Dataset listings of figures:

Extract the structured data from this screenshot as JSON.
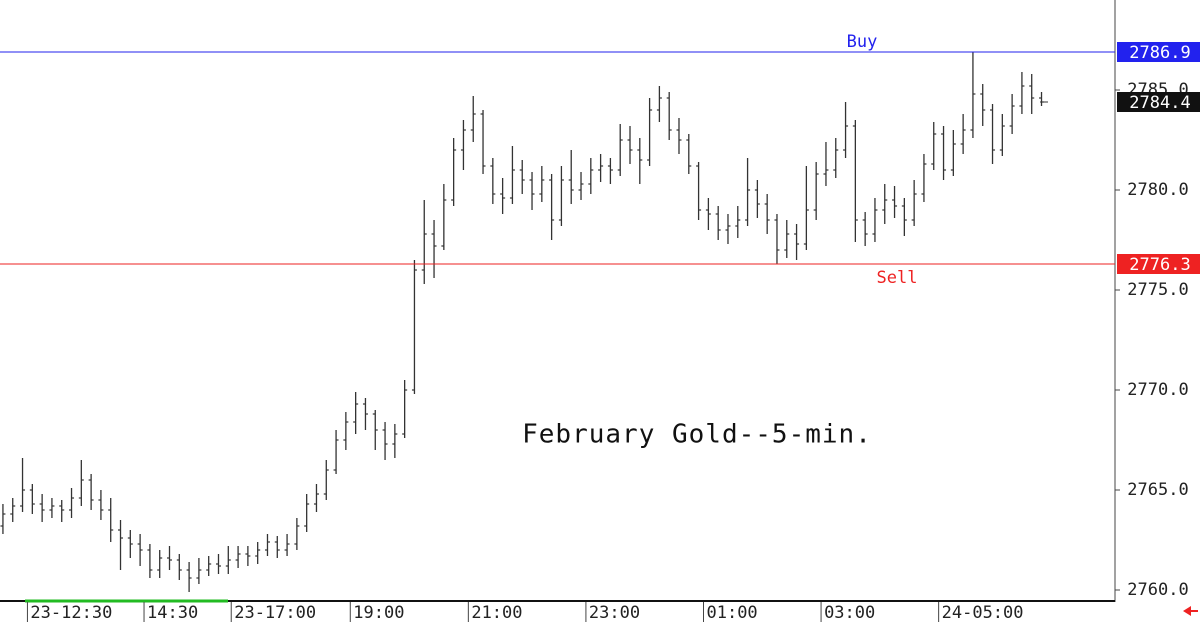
{
  "chart_data": {
    "type": "ohlc",
    "title": "February Gold--5-min.",
    "x": [
      0,
      2,
      4,
      6,
      8,
      10,
      12,
      14,
      16,
      18,
      20,
      22,
      24,
      26,
      28,
      30,
      32,
      34,
      36,
      38,
      40,
      42,
      44,
      46,
      48,
      50,
      52,
      54,
      56,
      58,
      60,
      62,
      64,
      66,
      68,
      70,
      72,
      74,
      76,
      78,
      80,
      82,
      84,
      86,
      88,
      90,
      92,
      94,
      96,
      98,
      100,
      102,
      104,
      106,
      108,
      110,
      112,
      114,
      116,
      118,
      120,
      122,
      124,
      126,
      128,
      130,
      132,
      134,
      136,
      138,
      140,
      142,
      144,
      146,
      148,
      150,
      152,
      154,
      156,
      158,
      160,
      162,
      164,
      166,
      168,
      170,
      172,
      174,
      176,
      178,
      180,
      182,
      184,
      186,
      188,
      190,
      192,
      194,
      196,
      198,
      200,
      202,
      204,
      206,
      208,
      210,
      212
    ],
    "open": [
      2763.2,
      2763.8,
      2764.2,
      2765.0,
      2764.3,
      2764.0,
      2764.2,
      2764.0,
      2764.6,
      2765.5,
      2764.5,
      2764.0,
      2763.0,
      2762.6,
      2762.3,
      2762.0,
      2761.0,
      2761.6,
      2761.5,
      2761.0,
      2760.6,
      2761.0,
      2761.3,
      2761.2,
      2761.5,
      2761.8,
      2761.7,
      2762.0,
      2762.4,
      2762.0,
      2762.3,
      2763.2,
      2764.3,
      2764.8,
      2766.0,
      2767.5,
      2768.4,
      2769.3,
      2768.8,
      2768.0,
      2767.3,
      2767.8,
      2770.0,
      2776.0,
      2777.8,
      2777.2,
      2779.5,
      2782.0,
      2783.0,
      2783.8,
      2781.2,
      2779.8,
      2779.6,
      2781.0,
      2780.5,
      2779.8,
      2780.5,
      2778.5,
      2780.5,
      2780.0,
      2780.3,
      2781.0,
      2781.2,
      2781.0,
      2782.5,
      2782.0,
      2781.5,
      2784.0,
      2784.6,
      2783.0,
      2782.5,
      2781.2,
      2779.0,
      2778.8,
      2778.0,
      2778.2,
      2778.5,
      2780.0,
      2779.3,
      2778.5,
      2777.0,
      2777.8,
      2777.3,
      2779.0,
      2780.8,
      2781.0,
      2782.0,
      2783.2,
      2778.5,
      2777.8,
      2779.0,
      2779.5,
      2779.2,
      2778.5,
      2779.8,
      2781.3,
      2782.8,
      2781.0,
      2782.3,
      2783.0,
      2784.8,
      2784.0,
      2782.0,
      2783.2,
      2784.2,
      2785.2,
      2784.6
    ],
    "high": [
      2764.3,
      2764.6,
      2766.6,
      2765.3,
      2764.8,
      2764.6,
      2764.5,
      2765.1,
      2766.5,
      2765.8,
      2765.0,
      2764.6,
      2763.5,
      2763.0,
      2762.8,
      2762.3,
      2762.0,
      2762.2,
      2761.8,
      2761.4,
      2761.6,
      2761.7,
      2761.8,
      2762.2,
      2762.2,
      2762.2,
      2762.4,
      2762.8,
      2762.7,
      2762.8,
      2763.6,
      2764.8,
      2765.3,
      2766.5,
      2768.0,
      2768.9,
      2769.9,
      2769.6,
      2769.0,
      2768.4,
      2768.3,
      2770.5,
      2776.5,
      2779.5,
      2778.5,
      2780.3,
      2782.6,
      2783.5,
      2784.7,
      2784.0,
      2781.6,
      2780.6,
      2782.2,
      2781.5,
      2780.9,
      2781.2,
      2780.8,
      2781.2,
      2782.0,
      2780.9,
      2781.6,
      2781.8,
      2781.6,
      2783.3,
      2783.2,
      2782.6,
      2784.6,
      2785.2,
      2784.9,
      2783.6,
      2782.8,
      2781.4,
      2779.6,
      2779.2,
      2778.8,
      2779.2,
      2781.6,
      2780.5,
      2779.8,
      2778.8,
      2778.5,
      2778.3,
      2781.2,
      2781.4,
      2782.4,
      2782.6,
      2784.4,
      2783.5,
      2778.9,
      2779.6,
      2780.3,
      2780.2,
      2779.6,
      2780.5,
      2781.8,
      2783.4,
      2783.2,
      2783.0,
      2783.8,
      2786.9,
      2785.3,
      2784.3,
      2783.8,
      2784.8,
      2785.9,
      2785.8,
      2784.9
    ],
    "low": [
      2762.8,
      2763.4,
      2763.9,
      2763.8,
      2763.4,
      2763.6,
      2763.4,
      2763.6,
      2764.2,
      2764.0,
      2763.5,
      2762.4,
      2761.0,
      2761.6,
      2761.2,
      2760.6,
      2760.6,
      2761.0,
      2760.5,
      2759.9,
      2760.3,
      2760.7,
      2760.8,
      2760.8,
      2761.1,
      2761.2,
      2761.3,
      2761.7,
      2761.6,
      2761.7,
      2762.0,
      2762.9,
      2763.9,
      2764.5,
      2765.8,
      2767.0,
      2767.8,
      2768.0,
      2767.0,
      2766.5,
      2766.6,
      2767.6,
      2769.8,
      2775.3,
      2775.6,
      2777.0,
      2779.2,
      2781.0,
      2782.4,
      2780.8,
      2779.3,
      2778.8,
      2779.3,
      2779.8,
      2779.0,
      2779.4,
      2777.5,
      2778.2,
      2779.3,
      2779.5,
      2779.8,
      2780.4,
      2780.3,
      2780.7,
      2781.3,
      2780.3,
      2781.2,
      2783.4,
      2782.5,
      2781.8,
      2780.8,
      2778.5,
      2778.0,
      2777.5,
      2777.3,
      2777.6,
      2778.2,
      2778.6,
      2777.8,
      2776.3,
      2776.6,
      2776.5,
      2777.0,
      2778.5,
      2780.2,
      2780.6,
      2781.6,
      2777.4,
      2777.2,
      2777.4,
      2778.3,
      2778.6,
      2777.7,
      2778.2,
      2779.4,
      2781.0,
      2780.5,
      2780.7,
      2781.8,
      2782.6,
      2783.2,
      2781.3,
      2781.7,
      2782.8,
      2783.8,
      2783.8,
      2784.2
    ],
    "close": [
      2763.8,
      2764.2,
      2765.0,
      2764.3,
      2764.0,
      2764.2,
      2764.0,
      2764.6,
      2765.5,
      2764.5,
      2764.0,
      2763.0,
      2762.6,
      2762.3,
      2762.0,
      2761.0,
      2761.6,
      2761.5,
      2761.0,
      2760.6,
      2761.0,
      2761.3,
      2761.2,
      2761.5,
      2761.8,
      2761.7,
      2762.0,
      2762.4,
      2762.0,
      2762.3,
      2763.2,
      2764.3,
      2764.8,
      2766.0,
      2767.5,
      2768.4,
      2769.3,
      2768.8,
      2768.0,
      2767.3,
      2767.8,
      2770.0,
      2776.0,
      2777.8,
      2777.2,
      2779.5,
      2782.0,
      2783.0,
      2783.8,
      2781.2,
      2779.8,
      2779.6,
      2781.0,
      2780.5,
      2779.8,
      2780.5,
      2778.5,
      2780.5,
      2780.0,
      2780.3,
      2781.0,
      2781.2,
      2781.0,
      2782.5,
      2782.0,
      2781.5,
      2784.0,
      2784.6,
      2783.0,
      2782.5,
      2781.2,
      2779.0,
      2778.8,
      2778.0,
      2778.2,
      2778.5,
      2780.0,
      2779.3,
      2778.5,
      2777.0,
      2777.8,
      2777.3,
      2779.0,
      2780.8,
      2781.0,
      2782.0,
      2783.2,
      2778.5,
      2777.8,
      2779.0,
      2779.5,
      2779.2,
      2778.5,
      2779.8,
      2781.3,
      2782.8,
      2781.0,
      2782.3,
      2783.0,
      2784.8,
      2784.0,
      2782.0,
      2783.2,
      2784.2,
      2785.2,
      2784.6,
      2784.4
    ],
    "color": "#333333",
    "xlim": [
      -0.6,
      227
    ],
    "xticks": [
      {
        "value": 5,
        "label": "23-12:30"
      },
      {
        "value": 28.8,
        "label": "14:30"
      },
      {
        "value": 46.6,
        "label": "23-17:00"
      },
      {
        "value": 70.9,
        "label": "19:00"
      },
      {
        "value": 95,
        "label": "21:00"
      },
      {
        "value": 119,
        "label": "23:00"
      },
      {
        "value": 143,
        "label": "01:00"
      },
      {
        "value": 167,
        "label": "03:00"
      },
      {
        "value": 191,
        "label": "24-05:00"
      }
    ],
    "ylim": [
      2759.5,
      2789.5
    ],
    "yticks": [
      {
        "value": 2760,
        "label": "2760.0"
      },
      {
        "value": 2765,
        "label": "2765.0"
      },
      {
        "value": 2770,
        "label": "2770.0"
      },
      {
        "value": 2775,
        "label": "2775.0"
      },
      {
        "value": 2780,
        "label": "2780.0"
      },
      {
        "value": 2785,
        "label": "2785.0"
      }
    ],
    "levels": [
      {
        "name": "Buy",
        "value": 2786.9,
        "color": "#2222ee"
      },
      {
        "name": "Sell",
        "value": 2776.3,
        "color": "#ee2222"
      }
    ],
    "last_price": 2784.4
  }
}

** Set task **
Search the records for the word "color", then list every line that has it.

** Solution to this problem **
    "color": "#333333",
        "color": "#2222ee"
        "color": "#ee2222"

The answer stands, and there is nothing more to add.